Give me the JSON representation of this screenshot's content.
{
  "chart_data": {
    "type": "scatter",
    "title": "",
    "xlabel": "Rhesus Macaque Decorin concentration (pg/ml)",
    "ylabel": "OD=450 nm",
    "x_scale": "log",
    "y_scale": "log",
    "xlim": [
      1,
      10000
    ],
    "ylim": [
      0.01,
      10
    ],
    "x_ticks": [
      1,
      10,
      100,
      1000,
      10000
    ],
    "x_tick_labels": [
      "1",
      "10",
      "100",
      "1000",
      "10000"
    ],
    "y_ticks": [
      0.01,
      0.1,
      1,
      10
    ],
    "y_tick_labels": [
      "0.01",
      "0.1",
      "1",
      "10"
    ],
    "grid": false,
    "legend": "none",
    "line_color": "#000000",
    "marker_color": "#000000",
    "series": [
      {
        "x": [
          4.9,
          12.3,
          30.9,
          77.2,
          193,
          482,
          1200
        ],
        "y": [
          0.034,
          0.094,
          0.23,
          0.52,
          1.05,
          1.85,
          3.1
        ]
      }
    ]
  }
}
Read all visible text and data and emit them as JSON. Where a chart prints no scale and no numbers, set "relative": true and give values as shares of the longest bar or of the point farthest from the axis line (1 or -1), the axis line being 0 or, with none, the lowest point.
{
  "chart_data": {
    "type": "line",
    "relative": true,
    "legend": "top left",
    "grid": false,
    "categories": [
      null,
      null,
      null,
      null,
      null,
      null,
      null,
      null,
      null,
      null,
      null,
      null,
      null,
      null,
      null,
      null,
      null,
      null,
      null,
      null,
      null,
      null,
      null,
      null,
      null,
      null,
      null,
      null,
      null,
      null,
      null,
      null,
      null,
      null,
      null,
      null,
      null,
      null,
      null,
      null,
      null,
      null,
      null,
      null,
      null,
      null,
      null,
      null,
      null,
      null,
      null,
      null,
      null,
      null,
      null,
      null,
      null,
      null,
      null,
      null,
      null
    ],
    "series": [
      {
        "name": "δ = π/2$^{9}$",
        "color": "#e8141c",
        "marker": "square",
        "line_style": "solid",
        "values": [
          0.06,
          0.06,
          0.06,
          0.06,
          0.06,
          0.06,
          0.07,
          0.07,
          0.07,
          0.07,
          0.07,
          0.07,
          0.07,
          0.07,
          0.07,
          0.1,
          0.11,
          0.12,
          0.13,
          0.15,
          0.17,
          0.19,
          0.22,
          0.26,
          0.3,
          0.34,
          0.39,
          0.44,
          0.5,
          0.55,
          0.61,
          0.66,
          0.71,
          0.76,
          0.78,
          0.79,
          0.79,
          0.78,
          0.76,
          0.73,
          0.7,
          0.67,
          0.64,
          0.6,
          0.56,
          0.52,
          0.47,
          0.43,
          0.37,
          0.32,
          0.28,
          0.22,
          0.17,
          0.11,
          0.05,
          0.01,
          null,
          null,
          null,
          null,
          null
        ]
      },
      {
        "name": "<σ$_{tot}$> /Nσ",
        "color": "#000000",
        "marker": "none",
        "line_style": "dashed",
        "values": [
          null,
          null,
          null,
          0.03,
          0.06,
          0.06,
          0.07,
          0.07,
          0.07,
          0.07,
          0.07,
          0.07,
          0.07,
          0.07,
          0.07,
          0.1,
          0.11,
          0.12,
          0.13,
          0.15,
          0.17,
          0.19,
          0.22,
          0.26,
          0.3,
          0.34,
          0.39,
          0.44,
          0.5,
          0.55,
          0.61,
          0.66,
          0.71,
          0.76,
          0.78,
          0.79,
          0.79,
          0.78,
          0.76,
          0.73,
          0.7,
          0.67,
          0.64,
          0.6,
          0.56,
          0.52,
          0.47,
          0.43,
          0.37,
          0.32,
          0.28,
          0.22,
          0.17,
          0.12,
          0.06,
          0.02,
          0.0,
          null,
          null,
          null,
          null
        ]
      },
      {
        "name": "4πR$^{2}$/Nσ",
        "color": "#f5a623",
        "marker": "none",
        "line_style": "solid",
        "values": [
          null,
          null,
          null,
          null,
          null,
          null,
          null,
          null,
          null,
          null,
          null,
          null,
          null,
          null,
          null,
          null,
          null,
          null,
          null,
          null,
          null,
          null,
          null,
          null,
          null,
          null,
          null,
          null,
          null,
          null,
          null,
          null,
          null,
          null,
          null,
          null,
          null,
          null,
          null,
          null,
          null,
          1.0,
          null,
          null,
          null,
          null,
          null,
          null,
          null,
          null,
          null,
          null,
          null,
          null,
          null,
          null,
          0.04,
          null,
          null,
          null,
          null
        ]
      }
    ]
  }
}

*Task prompt*
Copy in full each line that holds the word "relative".

*Full answer*
Read all visible text and data and emit them as JSON. Where a chart prints no scale and no numbers, set "relative": true and give values as shares of the longest bar or of the point farthest from the axis line (1 or -1), the axis line being 0 or, with none, the lowest point.
    "relative": true,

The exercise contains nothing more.